**Problem to work on:** Locate the word "Independent" in the material, then show every line that holds it.

**Input records:**
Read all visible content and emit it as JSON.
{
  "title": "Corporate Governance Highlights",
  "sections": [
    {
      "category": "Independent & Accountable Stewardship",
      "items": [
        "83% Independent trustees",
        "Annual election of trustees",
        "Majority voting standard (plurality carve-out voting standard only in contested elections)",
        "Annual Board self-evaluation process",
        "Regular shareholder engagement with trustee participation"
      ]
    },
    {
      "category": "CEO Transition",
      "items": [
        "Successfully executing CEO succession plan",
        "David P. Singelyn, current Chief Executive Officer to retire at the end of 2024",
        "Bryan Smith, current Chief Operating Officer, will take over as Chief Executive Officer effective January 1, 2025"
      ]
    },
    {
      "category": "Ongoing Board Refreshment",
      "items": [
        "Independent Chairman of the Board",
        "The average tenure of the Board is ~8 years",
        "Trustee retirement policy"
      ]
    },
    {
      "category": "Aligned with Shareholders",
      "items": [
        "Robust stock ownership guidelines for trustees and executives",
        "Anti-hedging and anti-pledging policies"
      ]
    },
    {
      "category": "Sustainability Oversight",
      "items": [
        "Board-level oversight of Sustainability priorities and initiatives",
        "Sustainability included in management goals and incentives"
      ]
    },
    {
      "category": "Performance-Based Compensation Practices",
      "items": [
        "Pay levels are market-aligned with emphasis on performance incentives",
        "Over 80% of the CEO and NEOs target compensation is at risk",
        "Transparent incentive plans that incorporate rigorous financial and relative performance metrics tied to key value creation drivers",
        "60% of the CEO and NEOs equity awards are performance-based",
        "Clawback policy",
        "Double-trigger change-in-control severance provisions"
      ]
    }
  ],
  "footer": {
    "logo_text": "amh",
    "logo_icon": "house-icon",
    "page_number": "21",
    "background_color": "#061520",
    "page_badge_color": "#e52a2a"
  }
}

**Response:**
      "category": "Independent & Accountable Stewardship",
        "83% Independent trustees",
        "Independent Chairman of the Board",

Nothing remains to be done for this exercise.